--- start of RECORD SET ---

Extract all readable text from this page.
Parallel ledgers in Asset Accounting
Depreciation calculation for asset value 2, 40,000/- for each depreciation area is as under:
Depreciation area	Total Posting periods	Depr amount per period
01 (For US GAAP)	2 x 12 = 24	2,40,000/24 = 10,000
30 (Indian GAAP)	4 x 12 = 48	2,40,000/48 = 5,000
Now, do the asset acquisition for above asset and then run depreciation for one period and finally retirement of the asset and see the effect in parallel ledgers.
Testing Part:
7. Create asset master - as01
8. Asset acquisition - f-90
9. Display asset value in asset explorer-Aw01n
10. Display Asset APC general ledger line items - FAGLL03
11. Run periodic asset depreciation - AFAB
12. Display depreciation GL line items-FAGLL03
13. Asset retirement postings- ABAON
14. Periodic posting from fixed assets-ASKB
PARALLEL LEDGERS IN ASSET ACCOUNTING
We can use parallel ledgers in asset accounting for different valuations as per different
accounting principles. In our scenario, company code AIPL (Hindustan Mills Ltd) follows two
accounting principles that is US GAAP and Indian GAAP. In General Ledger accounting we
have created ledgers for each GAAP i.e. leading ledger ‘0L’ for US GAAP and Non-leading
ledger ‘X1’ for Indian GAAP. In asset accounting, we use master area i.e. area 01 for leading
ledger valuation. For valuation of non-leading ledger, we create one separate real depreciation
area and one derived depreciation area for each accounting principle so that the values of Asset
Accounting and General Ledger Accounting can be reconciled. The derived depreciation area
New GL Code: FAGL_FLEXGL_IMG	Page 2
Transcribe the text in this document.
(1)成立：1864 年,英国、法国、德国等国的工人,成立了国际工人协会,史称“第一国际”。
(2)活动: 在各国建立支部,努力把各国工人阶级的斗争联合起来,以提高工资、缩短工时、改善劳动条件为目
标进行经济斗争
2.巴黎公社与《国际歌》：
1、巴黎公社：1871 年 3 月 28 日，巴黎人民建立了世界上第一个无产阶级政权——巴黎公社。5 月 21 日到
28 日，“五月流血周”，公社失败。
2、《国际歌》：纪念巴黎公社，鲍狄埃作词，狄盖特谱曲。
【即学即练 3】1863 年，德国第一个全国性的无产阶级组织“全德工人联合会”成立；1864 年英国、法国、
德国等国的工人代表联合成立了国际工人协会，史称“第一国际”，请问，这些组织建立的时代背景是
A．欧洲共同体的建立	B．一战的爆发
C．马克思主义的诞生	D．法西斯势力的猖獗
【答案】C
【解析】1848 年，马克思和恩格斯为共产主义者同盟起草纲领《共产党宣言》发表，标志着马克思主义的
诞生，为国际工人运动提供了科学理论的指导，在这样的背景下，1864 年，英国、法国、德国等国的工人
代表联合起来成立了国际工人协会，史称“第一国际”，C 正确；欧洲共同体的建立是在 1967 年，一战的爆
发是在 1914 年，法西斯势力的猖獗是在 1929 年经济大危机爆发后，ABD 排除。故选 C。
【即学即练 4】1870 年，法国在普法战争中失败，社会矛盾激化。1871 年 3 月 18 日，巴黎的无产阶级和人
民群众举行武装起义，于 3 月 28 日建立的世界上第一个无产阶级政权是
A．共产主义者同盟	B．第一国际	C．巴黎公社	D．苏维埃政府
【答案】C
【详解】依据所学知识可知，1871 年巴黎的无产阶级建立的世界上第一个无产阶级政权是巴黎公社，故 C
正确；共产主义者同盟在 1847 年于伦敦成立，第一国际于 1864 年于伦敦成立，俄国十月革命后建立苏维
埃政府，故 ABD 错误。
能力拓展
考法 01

--- end of RECORD SET ---

■ EXERCISE DETAILS ■
Each line from the one containing "Transcribe the text in this document." through the end of the entries, both included, is to be returned exactly, with no other lines.

■ ANSWER FOR THE TASK ■
Transcribe the text in this document.
(1)成立：1864 年,英国、法国、德国等国的工人,成立了国际工人协会,史称“第一国际”。
(2)活动: 在各国建立支部,努力把各国工人阶级的斗争联合起来,以提高工资、缩短工时、改善劳动条件为目
标进行经济斗争
2.巴黎公社与《国际歌》：
1、巴黎公社：1871 年 3 月 28 日，巴黎人民建立了世界上第一个无产阶级政权——巴黎公社。5 月 21 日到
28 日，“五月流血周”，公社失败。
2、《国际歌》：纪念巴黎公社，鲍狄埃作词，狄盖特谱曲。
【即学即练 3】1863 年，德国第一个全国性的无产阶级组织“全德工人联合会”成立；1864 年英国、法国、
德国等国的工人代表联合成立了国际工人协会，史称“第一国际”，请问，这些组织建立的时代背景是
A．欧洲共同体的建立	B．一战的爆发
C．马克思主义的诞生	D．法西斯势力的猖獗
【答案】C
【解析】1848 年，马克思和恩格斯为共产主义者同盟起草纲领《共产党宣言》发表，标志着马克思主义的
诞生，为国际工人运动提供了科学理论的指导，在这样的背景下，1864 年，英国、法国、德国等国的工人
代表联合起来成立了国际工人协会，史称“第一国际”，C 正确；欧洲共同体的建立是在 1967 年，一战的爆
发是在 1914 年，法西斯势力的猖獗是在 1929 年经济大危机爆发后，ABD 排除。故选 C。
【即学即练 4】1870 年，法国在普法战争中失败，社会矛盾激化。1871 年 3 月 18 日，巴黎的无产阶级和人
民群众举行武装起义，于 3 月 28 日建立的世界上第一个无产阶级政权是
A．共产主义者同盟	B．第一国际	C．巴黎公社	D．苏维埃政府
【答案】C
【详解】依据所学知识可知，1871 年巴黎的无产阶级建立的世界上第一个无产阶级政权是巴黎公社，故 C
正确；共产主义者同盟在 1847 年于伦敦成立，第一国际于 1864 年于伦敦成立，俄国十月革命后建立苏维
埃政府，故 ABD 错误。
能力拓展
考法 01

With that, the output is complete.